AIM OF THE TASK: Output the data that follows exactly, line for line.

>> BEGIN INPUT FOR THIS TASK

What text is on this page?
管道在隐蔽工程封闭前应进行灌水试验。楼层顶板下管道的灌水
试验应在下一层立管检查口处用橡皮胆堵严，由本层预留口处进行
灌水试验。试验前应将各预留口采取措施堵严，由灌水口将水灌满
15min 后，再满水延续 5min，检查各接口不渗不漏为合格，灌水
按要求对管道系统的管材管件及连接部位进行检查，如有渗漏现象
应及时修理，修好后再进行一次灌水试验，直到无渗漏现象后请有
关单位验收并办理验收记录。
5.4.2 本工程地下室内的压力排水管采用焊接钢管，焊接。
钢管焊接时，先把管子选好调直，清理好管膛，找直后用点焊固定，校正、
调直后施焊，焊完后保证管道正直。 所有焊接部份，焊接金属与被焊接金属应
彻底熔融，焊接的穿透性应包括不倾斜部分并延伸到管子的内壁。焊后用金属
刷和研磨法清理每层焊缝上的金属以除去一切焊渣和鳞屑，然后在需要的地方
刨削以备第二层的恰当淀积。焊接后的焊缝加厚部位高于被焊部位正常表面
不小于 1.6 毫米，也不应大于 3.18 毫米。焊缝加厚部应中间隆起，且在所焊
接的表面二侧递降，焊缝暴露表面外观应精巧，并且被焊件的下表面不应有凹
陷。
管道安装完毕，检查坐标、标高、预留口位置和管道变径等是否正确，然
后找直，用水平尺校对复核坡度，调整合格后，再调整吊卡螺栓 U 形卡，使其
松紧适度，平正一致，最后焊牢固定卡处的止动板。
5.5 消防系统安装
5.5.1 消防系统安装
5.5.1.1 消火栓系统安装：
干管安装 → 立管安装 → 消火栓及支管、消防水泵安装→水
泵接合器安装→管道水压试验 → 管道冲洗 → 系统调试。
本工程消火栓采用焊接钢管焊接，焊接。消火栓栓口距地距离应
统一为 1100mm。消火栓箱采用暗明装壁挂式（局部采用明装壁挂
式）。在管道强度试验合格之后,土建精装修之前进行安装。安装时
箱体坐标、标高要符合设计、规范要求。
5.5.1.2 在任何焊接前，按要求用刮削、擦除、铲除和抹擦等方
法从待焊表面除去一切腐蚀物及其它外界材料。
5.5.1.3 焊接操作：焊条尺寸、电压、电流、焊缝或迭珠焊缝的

>> END INPUT FOR THIS TASK

TASK RESULT:
What text is on this page?
管道在隐蔽工程封闭前应进行灌水试验。楼层顶板下管道的灌水
试验应在下一层立管检查口处用橡皮胆堵严，由本层预留口处进行
灌水试验。试验前应将各预留口采取措施堵严，由灌水口将水灌满
15min 后，再满水延续 5min，检查各接口不渗不漏为合格，灌水
按要求对管道系统的管材管件及连接部位进行检查，如有渗漏现象
应及时修理，修好后再进行一次灌水试验，直到无渗漏现象后请有
关单位验收并办理验收记录。
5.4.2 本工程地下室内的压力排水管采用焊接钢管，焊接。
钢管焊接时，先把管子选好调直，清理好管膛，找直后用点焊固定，校正、
调直后施焊，焊完后保证管道正直。 所有焊接部份，焊接金属与被焊接金属应
彻底熔融，焊接的穿透性应包括不倾斜部分并延伸到管子的内壁。焊后用金属
刷和研磨法清理每层焊缝上的金属以除去一切焊渣和鳞屑，然后在需要的地方
刨削以备第二层的恰当淀积。焊接后的焊缝加厚部位高于被焊部位正常表面
不小于 1.6 毫米，也不应大于 3.18 毫米。焊缝加厚部应中间隆起，且在所焊
接的表面二侧递降，焊缝暴露表面外观应精巧，并且被焊件的下表面不应有凹
陷。
管道安装完毕，检查坐标、标高、预留口位置和管道变径等是否正确，然
后找直，用水平尺校对复核坡度，调整合格后，再调整吊卡螺栓 U 形卡，使其
松紧适度，平正一致，最后焊牢固定卡处的止动板。
5.5 消防系统安装
5.5.1 消防系统安装
5.5.1.1 消火栓系统安装：
干管安装 → 立管安装 → 消火栓及支管、消防水泵安装→水
泵接合器安装→管道水压试验 → 管道冲洗 → 系统调试。
本工程消火栓采用焊接钢管焊接，焊接。消火栓栓口距地距离应
统一为 1100mm。消火栓箱采用暗明装壁挂式（局部采用明装壁挂
式）。在管道强度试验合格之后,土建精装修之前进行安装。安装时
箱体坐标、标高要符合设计、规范要求。
5.5.1.2 在任何焊接前，按要求用刮削、擦除、铲除和抹擦等方
法从待焊表面除去一切腐蚀物及其它外界材料。
5.5.1.3 焊接操作：焊条尺寸、电压、电流、焊缝或迭珠焊缝的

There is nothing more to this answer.